GOAL | Please update the records from the start through the line with "series-line: [182, 58, 930, 189]", changing "data-point" to "point" and leaving everything else unchanged. Return only those lines.
□ □ □ □ □
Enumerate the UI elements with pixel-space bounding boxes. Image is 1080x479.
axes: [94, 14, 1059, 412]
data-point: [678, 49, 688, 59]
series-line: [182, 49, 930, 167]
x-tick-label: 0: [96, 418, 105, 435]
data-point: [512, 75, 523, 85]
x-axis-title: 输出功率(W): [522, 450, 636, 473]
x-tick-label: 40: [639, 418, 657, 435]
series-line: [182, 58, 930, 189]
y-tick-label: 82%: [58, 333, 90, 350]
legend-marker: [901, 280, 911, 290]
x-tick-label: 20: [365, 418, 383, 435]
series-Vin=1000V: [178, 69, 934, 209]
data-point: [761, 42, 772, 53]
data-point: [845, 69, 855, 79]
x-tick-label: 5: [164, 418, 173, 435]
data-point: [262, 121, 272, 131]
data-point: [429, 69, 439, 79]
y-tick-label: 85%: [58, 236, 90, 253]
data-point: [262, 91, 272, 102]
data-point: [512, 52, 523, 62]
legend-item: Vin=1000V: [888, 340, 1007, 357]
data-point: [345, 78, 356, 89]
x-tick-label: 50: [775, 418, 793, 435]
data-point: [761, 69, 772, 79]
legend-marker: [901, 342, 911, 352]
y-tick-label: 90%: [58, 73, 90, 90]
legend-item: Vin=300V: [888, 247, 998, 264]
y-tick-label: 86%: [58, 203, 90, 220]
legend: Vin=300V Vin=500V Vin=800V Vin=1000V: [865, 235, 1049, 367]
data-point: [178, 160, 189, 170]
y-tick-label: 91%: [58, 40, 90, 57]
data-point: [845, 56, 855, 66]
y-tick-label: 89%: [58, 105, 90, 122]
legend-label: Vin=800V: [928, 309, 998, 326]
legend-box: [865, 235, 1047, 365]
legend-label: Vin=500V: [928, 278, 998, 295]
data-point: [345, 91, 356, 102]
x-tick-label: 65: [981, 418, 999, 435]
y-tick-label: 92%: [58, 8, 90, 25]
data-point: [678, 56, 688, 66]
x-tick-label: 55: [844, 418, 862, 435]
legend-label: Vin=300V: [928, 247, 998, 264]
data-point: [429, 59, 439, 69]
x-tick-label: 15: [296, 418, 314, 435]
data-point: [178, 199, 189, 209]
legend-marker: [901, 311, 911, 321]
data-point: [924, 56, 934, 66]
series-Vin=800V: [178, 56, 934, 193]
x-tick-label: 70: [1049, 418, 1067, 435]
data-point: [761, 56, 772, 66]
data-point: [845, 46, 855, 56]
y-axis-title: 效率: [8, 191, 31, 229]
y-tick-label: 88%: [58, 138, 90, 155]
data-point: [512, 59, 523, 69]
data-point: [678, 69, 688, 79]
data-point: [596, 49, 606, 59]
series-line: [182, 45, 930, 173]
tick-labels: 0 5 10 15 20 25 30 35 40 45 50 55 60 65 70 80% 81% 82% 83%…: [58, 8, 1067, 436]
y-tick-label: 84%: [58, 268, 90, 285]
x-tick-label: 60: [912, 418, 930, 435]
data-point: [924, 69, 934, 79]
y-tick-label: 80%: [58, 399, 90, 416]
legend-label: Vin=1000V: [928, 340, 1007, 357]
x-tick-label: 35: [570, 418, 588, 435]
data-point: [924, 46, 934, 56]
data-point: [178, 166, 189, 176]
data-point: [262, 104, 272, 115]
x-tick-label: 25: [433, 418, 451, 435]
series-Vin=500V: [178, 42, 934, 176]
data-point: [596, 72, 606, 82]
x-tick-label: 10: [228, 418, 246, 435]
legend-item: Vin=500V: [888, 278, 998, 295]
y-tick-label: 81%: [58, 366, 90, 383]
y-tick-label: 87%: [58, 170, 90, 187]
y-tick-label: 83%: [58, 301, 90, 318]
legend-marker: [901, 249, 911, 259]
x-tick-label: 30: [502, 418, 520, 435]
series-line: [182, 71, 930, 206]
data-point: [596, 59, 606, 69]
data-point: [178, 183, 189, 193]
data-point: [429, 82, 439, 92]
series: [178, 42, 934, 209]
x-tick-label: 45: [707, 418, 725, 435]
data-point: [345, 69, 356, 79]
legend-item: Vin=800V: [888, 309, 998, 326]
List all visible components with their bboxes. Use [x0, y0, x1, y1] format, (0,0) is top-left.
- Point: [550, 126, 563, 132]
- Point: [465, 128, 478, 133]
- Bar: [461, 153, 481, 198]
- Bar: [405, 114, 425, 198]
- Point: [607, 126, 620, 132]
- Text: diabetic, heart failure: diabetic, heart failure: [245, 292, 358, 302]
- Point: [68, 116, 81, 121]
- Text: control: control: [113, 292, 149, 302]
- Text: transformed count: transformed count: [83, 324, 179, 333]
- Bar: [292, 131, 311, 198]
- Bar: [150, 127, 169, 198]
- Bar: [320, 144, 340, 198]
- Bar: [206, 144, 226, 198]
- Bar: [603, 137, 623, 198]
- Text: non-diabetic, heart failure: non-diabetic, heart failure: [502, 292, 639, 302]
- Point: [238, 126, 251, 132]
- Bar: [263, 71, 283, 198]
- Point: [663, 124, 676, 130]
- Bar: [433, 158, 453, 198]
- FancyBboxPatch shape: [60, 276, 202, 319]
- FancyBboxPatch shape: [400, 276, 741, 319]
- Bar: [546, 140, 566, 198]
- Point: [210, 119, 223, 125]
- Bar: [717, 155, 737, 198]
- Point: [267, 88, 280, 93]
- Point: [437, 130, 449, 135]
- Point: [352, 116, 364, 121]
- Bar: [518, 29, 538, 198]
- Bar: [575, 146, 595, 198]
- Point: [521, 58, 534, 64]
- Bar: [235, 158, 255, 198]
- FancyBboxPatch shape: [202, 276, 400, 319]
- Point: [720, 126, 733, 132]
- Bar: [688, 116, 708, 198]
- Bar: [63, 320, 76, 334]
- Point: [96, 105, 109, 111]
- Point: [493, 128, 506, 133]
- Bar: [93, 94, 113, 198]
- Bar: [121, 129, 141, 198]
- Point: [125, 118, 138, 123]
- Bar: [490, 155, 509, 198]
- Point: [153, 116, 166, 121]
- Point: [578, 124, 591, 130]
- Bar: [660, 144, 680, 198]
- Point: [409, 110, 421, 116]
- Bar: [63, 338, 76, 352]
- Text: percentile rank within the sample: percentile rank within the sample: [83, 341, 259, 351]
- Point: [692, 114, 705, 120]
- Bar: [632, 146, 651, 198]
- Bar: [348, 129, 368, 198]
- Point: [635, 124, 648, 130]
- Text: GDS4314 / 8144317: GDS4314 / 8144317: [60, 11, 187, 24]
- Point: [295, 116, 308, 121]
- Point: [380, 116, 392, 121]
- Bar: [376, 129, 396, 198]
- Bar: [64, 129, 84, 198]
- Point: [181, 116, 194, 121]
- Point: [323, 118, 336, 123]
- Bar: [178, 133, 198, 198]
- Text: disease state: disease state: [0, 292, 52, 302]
□ □ □ □ □
CORRECT ANSWER |
Enumerate the UI elements with pixel-space bounding boxes. Image is 1080x479.
axes: [94, 14, 1059, 412]
point: [678, 49, 688, 59]
series-line: [182, 49, 930, 167]
x-tick-label: 0: [96, 418, 105, 435]
point: [512, 75, 523, 85]
x-axis-title: 输出功率(W): [522, 450, 636, 473]
x-tick-label: 40: [639, 418, 657, 435]
series-line: [182, 58, 930, 189]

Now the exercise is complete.